>> Begin

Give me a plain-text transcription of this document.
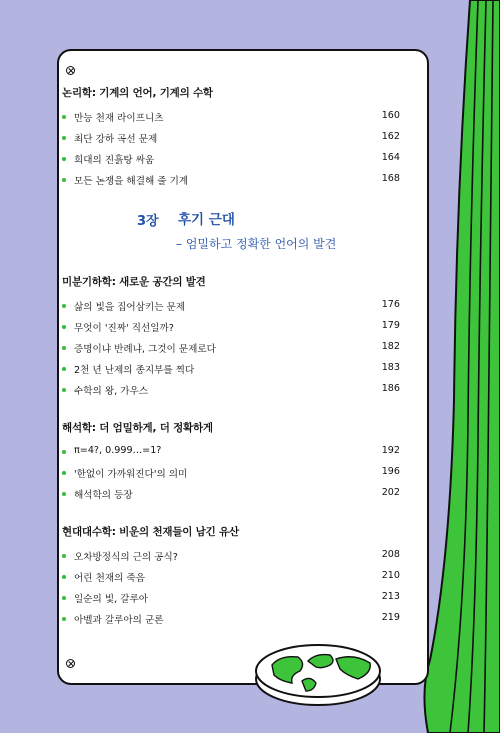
논리학: 기계의 언어, 기계의 수학
만능 천재 라이프니츠	160
최단 강하 곡선 문제	162
희대의 진흙탕 싸움	164
모든 논쟁을 해결해 줄 기계	168
3장 후기 근대
– 엄밀하고 정확한 언어의 발견
미분기하학: 새로운 공간의 발견
삶의 빛을 집어삼키는 문제	176
무엇이 '진짜' 직선일까?	179
증명이냐 반례냐, 그것이 문제로다	182
2천 년 난제의 종지부를 찍다	183
수학의 왕, 가우스	186
해석학: 더 엄밀하게, 더 정확하게
π=4?, 0.999…=1?	192
'한없이 가까워진다'의 의미	196
해석학의 등장	202
현대대수학: 비운의 천재들이 남긴 유산
오차방정식의 근의 공식?	208
어린 천재의 죽음	210
일순의 빛, 갈루아	213
아벨과 갈루아의 군론	219
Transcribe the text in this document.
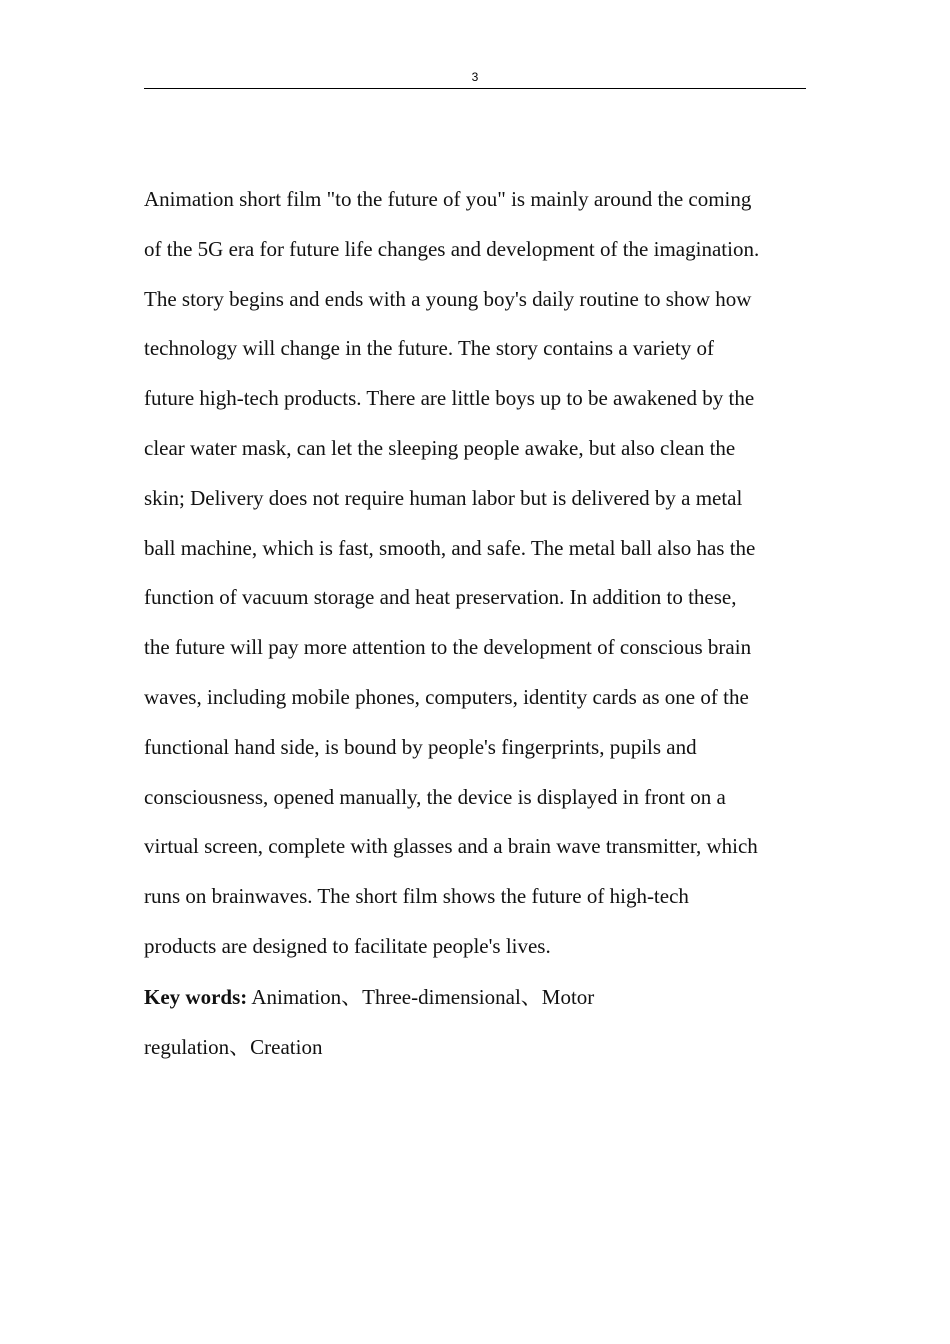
3

Animation short film "to the future of you" is mainly around the coming
of the 5G era for future life changes and development of the imagination.
The story begins and ends with a young boy's daily routine to show how
technology will change in the future. The story contains a variety of
future high-tech products. There are little boys up to be awakened by the
clear water mask, can let the sleeping people awake, but also clean the
skin; Delivery does not require human labor but is delivered by a metal
ball machine, which is fast, smooth, and safe. The metal ball also has the
function of vacuum storage and heat preservation. In addition to these,
the future will pay more attention to the development of conscious brain
waves, including mobile phones, computers, identity cards as one of the
functional hand side, is bound by people's fingerprints, pupils and
consciousness, opened manually, the device is displayed in front on a
virtual screen, complete with glasses and a brain wave transmitter, which
runs on brainwaves. The short film shows the future of high-tech
products are designed to facilitate people's lives.

Key words: Animation、Three-dimensional、Motor
regulation、Creation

>> End

• [Problem to solve]: Extract every line containing the string "development" from the material.

• [Written response]:
of the 5G era for future life changes and development of the imagination.
the future will pay more attention to the development of conscious brain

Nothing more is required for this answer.